:: REQUIRED WORK ::
Please reproduce the forum thread starting at "## Firemajic (Jun" and ending after "midnightpoet (Jun 8, 2017)", updated so that "survival tactic" reads "defense mechanism".

:: DOCUMENT PASSAGE ::
The popularity of horror novels and movies has always been highest during times of economic and social distress. People read what reflects their own experience, and they read for the cathartic experience of seeing characters in worse situations than their own. There are many classic novels which end with no light at the end of the tunnel: On the Beach, 1984, A Canticle for Leibowitz, A Widow's Story, Islands in the Stream, etc. There are many reasons people read books filled with hopelessness (although, I don't believe that's what Phil was writing about in his OP).  Also, writers who tap into their own terrible experiences often write with great passion, which shows in their writing and readers react to that.



astroannie said:


> Told to whom? Who chooses to read these stories?
> 
> I'm not suggesting people hide.  What I am suggesting is that how you frame what you say is every bit as important as the act of saying it.
> 
> ...



I didn't get that out of Fire's post at all. What I heard -- and maybe I missed the point entirely -- was that she writes what she knows (as writers are so often coached to do). Just because we examine something in our writing doesn't mean we condone it, or wish to propagate it. In most cases it's just the opposite. The writer is exposing the wound to allow the light and fresh air to help heal it. Keeping it covered and pretending it's healed rarely works.


----------



## Kevin (Jun 8, 2017)

Firemajic said:


> I am not questioning why I write what I write... I know why I write it. I will continue to write what I write, I do not need to justify it. If it is offensive, do not read it. I find poetry about romance and kittens and butterflies sooooooooooo f%$#&^$% boring, I don't relate, so I don't read it. Freedom of choice... use it.


i bet you got put in the corner a lot.


----------



## Firemajic (Jun 8, 2017)

hahaaa, well, not at first... I learned how to be silent and invisible as a survival tactic... but once I started talking... yeah....


----------



## midnightpoet (Jun 8, 2017)

:: DATA PROVIDED ::
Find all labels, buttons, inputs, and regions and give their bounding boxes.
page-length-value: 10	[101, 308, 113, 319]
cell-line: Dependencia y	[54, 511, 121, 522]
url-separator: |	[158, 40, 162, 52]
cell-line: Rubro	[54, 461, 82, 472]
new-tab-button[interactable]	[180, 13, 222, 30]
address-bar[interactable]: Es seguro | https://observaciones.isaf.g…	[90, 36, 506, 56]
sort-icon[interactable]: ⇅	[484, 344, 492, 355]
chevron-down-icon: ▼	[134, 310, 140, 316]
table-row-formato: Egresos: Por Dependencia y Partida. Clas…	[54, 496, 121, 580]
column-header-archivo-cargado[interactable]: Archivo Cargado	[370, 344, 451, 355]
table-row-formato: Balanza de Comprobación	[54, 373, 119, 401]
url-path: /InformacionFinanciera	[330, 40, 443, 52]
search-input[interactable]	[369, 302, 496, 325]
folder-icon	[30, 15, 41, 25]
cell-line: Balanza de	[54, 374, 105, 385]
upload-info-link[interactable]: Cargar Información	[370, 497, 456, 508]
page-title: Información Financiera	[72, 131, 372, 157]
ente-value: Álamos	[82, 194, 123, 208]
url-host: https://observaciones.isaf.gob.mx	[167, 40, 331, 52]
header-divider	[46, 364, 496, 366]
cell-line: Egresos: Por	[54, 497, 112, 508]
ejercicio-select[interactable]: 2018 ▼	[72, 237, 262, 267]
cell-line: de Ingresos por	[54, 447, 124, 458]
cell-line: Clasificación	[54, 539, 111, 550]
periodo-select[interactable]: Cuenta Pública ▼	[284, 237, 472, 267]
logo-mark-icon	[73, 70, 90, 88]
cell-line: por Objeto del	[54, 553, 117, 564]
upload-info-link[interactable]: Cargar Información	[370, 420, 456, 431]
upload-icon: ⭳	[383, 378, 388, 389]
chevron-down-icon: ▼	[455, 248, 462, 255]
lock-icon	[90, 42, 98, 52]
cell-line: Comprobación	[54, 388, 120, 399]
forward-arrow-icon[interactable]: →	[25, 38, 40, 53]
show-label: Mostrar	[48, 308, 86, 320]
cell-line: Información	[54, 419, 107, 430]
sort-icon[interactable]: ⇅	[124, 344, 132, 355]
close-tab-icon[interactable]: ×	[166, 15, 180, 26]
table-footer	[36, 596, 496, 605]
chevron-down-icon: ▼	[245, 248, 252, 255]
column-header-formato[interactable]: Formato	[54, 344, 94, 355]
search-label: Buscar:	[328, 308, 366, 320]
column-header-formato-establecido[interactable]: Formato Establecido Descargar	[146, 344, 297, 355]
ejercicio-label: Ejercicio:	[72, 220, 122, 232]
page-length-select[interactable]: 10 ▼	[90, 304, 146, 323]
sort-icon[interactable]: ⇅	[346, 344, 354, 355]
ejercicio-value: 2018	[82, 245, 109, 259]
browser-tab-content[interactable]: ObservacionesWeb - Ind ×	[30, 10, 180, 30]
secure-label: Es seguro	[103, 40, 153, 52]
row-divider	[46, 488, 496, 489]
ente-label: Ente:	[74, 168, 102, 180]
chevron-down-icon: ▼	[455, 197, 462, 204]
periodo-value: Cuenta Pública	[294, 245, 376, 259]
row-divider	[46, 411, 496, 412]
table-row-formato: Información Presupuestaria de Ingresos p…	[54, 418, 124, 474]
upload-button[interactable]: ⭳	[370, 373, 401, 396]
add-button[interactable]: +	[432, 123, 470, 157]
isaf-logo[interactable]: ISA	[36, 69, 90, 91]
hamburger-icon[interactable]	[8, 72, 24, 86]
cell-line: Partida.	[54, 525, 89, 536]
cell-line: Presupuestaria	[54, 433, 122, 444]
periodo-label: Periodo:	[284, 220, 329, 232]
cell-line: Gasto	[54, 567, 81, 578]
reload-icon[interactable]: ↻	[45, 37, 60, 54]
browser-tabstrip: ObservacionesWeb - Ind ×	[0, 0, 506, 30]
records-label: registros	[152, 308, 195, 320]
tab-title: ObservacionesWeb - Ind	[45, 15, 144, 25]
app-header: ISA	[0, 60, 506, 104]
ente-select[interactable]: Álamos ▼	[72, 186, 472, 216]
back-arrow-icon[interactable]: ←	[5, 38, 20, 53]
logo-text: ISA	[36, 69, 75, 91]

:: ANSWER SECTION ::
## Firemajic (Jun 8, 2017)

hahaaa, well, not at first... I learned how to be silent and invisible as a defense mechanism... but once I started talking... yeah....


----------



## midnightpoet (Jun 8, 2017)